EXERCISE DETAILS »
Repeat each line of the material exactly.

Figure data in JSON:
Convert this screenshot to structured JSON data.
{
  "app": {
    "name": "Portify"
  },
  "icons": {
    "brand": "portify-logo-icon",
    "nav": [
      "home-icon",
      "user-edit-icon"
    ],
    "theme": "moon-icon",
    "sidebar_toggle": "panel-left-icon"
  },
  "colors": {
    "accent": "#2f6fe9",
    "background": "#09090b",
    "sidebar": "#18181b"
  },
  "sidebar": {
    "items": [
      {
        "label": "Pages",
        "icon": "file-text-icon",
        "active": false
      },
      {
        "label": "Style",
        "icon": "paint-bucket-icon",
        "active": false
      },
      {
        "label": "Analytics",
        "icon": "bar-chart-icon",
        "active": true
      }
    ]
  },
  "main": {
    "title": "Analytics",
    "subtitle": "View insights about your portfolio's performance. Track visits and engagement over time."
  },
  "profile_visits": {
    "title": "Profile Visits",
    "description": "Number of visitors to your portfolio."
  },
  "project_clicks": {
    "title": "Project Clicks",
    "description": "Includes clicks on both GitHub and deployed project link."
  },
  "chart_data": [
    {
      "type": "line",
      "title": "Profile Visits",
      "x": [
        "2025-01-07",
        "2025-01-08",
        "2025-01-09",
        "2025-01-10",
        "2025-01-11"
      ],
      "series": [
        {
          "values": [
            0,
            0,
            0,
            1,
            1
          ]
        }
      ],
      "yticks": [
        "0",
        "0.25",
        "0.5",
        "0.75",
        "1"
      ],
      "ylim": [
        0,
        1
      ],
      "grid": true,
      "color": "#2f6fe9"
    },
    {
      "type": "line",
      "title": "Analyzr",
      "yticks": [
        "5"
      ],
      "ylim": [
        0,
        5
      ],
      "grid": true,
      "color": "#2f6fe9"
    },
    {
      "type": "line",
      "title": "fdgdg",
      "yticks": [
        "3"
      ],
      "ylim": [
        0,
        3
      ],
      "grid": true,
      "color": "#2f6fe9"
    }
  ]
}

FULL RESPONSE »
Convert this screenshot to structured JSON data.
{
  "app": {
    "name": "Portify"
  },
  "icons": {
    "brand": "portify-logo-icon",
    "nav": [
      "home-icon",
      "user-edit-icon"
    ],
    "theme": "moon-icon",
    "sidebar_toggle": "panel-left-icon"
  },
  "colors": {
    "accent": "#2f6fe9",
    "background": "#09090b",
    "sidebar": "#18181b"
  },
  "sidebar": {
    "items": [
      {
        "label": "Pages",
        "icon": "file-text-icon",
        "active": false
      },
      {
        "label": "Style",
        "icon": "paint-bucket-icon",
        "active": false
      },
      {
        "label": "Analytics",
        "icon": "bar-chart-icon",
        "active": true
      }
    ]
  },
  "main": {
    "title": "Analytics",
    "subtitle": "View insights about your portfolio's performance. Track visits and engagement over time."
  },
  "profile_visits": {
    "title": "Profile Visits",
    "description": "Number of visitors to your portfolio."
  },
  "project_clicks": {
    "title": "Project Clicks",
    "description": "Includes clicks on both GitHub and deployed project link."
  },
  "chart_data": [
    {
      "type": "line",
      "title": "Profile Visits",
      "x": [
        "2025-01-07",
        "2025-01-08",
        "2025-01-09",
        "2025-01-10",
        "2025-01-11"
      ],
      "series": [
        {
          "values": [
            0,
            0,
            0,
            1,
            1
          ]
        }
      ],
      "yticks": [
        "0",
        "0.25",
        "0.5",
        "0.75",
        "1"
      ],
      "ylim": [
        0,
        1
      ],
      "grid": true,
      "color": "#2f6fe9"
    },
    {
      "type": "line",
      "title": "Analyzr",
      "yticks": [
        "5"
      ],
      "ylim": [
        0,
        5
      ],
      "grid": true,
      "color": "#2f6fe9"
    },
    {
      "type": "line",
      "title": "fdgdg",
      "yticks": [
        "3"
      ],
      "ylim": [
        0,
        3
      ],
      "grid": true,
      "color": "#2f6fe9"
    }
  ]
}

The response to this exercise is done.